- _RECORDS FOR THE EXERCISE_

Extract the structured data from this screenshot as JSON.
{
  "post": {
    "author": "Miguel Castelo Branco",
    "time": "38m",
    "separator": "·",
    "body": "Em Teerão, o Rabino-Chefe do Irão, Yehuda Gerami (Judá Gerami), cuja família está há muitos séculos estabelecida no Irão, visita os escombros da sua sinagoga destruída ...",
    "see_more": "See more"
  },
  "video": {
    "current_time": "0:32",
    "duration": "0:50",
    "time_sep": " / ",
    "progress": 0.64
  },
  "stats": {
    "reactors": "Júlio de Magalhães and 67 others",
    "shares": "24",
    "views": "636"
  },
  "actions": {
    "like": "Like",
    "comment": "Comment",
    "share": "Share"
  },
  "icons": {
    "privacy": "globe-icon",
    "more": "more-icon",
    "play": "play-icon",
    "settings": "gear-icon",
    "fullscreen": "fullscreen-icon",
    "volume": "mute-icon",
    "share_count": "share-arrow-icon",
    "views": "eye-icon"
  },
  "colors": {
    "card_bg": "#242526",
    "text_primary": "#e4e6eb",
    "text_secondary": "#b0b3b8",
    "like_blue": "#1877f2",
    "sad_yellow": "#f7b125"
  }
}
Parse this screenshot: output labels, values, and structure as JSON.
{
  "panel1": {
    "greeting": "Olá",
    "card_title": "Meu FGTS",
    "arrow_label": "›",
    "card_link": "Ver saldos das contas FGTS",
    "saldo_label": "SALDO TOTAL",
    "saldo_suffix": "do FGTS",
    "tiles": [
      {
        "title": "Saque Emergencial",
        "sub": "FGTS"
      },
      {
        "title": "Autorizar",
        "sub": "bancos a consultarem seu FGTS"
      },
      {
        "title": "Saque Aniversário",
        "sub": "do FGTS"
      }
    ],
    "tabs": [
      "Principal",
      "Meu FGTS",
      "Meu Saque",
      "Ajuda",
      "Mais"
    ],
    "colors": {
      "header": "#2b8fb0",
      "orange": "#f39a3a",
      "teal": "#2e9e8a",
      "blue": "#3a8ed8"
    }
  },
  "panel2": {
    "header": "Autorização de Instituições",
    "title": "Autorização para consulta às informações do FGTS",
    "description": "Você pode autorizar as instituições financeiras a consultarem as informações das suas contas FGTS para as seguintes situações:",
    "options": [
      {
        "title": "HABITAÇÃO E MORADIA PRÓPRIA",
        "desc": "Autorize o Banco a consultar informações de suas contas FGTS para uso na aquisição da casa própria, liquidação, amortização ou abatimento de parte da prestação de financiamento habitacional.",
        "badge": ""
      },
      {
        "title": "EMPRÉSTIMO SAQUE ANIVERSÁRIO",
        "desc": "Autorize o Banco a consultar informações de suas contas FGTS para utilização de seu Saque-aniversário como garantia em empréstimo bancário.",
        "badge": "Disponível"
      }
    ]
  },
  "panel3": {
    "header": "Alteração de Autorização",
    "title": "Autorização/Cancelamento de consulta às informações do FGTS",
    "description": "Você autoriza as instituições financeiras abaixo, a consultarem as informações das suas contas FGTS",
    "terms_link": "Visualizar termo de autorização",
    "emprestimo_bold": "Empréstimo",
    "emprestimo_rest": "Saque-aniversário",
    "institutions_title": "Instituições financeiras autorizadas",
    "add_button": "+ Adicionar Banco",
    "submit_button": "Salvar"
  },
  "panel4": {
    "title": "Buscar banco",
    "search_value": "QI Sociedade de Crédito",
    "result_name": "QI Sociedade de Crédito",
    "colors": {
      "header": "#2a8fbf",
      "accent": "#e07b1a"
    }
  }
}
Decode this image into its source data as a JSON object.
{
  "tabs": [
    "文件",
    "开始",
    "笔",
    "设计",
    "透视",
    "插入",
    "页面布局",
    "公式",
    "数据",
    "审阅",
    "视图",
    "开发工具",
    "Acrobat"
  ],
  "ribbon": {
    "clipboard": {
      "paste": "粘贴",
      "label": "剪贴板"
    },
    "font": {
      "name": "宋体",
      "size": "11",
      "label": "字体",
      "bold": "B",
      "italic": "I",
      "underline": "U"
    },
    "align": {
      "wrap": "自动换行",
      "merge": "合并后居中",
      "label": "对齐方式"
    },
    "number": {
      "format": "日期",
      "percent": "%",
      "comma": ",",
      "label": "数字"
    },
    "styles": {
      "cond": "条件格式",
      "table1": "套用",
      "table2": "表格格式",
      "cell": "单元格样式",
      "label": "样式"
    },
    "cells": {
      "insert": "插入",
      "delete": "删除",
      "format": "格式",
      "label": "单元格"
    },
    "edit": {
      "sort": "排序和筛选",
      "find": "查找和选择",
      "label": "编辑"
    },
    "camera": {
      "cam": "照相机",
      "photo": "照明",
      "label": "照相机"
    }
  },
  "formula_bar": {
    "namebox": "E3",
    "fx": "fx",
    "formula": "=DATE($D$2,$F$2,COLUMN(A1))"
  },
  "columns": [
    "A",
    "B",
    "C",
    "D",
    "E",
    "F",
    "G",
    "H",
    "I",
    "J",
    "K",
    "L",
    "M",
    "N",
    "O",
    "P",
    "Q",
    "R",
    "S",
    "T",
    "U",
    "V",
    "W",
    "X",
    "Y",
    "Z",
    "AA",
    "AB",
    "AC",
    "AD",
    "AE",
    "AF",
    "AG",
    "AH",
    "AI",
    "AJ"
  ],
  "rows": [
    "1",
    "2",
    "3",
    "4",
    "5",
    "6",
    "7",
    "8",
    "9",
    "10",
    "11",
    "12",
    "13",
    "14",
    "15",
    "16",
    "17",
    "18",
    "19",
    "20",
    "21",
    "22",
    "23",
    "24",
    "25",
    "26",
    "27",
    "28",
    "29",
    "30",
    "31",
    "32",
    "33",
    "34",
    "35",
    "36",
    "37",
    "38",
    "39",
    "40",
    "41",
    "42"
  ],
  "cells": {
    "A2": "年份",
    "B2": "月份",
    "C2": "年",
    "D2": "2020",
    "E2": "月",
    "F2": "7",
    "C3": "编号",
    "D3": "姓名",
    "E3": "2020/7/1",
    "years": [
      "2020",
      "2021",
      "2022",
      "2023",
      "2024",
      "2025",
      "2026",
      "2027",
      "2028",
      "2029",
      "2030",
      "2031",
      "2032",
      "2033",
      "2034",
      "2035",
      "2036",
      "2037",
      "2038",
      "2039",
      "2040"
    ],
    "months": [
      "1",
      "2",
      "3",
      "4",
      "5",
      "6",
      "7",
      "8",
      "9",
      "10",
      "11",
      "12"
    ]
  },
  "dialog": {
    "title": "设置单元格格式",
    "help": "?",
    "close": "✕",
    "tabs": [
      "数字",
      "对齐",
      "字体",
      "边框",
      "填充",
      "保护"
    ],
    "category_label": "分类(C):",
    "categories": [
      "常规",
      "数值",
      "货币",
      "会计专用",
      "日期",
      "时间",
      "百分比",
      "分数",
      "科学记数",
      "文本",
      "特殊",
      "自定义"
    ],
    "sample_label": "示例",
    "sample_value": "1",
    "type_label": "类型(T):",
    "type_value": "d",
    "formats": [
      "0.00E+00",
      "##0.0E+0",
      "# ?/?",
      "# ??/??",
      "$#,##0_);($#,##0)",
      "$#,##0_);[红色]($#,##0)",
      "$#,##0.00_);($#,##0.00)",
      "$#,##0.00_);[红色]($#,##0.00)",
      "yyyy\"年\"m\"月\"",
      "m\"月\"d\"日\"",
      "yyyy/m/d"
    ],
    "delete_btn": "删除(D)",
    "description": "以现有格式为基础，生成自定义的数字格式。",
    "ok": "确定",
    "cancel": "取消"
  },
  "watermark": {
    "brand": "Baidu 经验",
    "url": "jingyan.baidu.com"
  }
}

- _GOAL_
Where a line above holds the string "data", show that line.

- _COMPLETED TASK_
Extract the structured data from this screenshot as JSON.
Decode this image into its source data as a JSON object.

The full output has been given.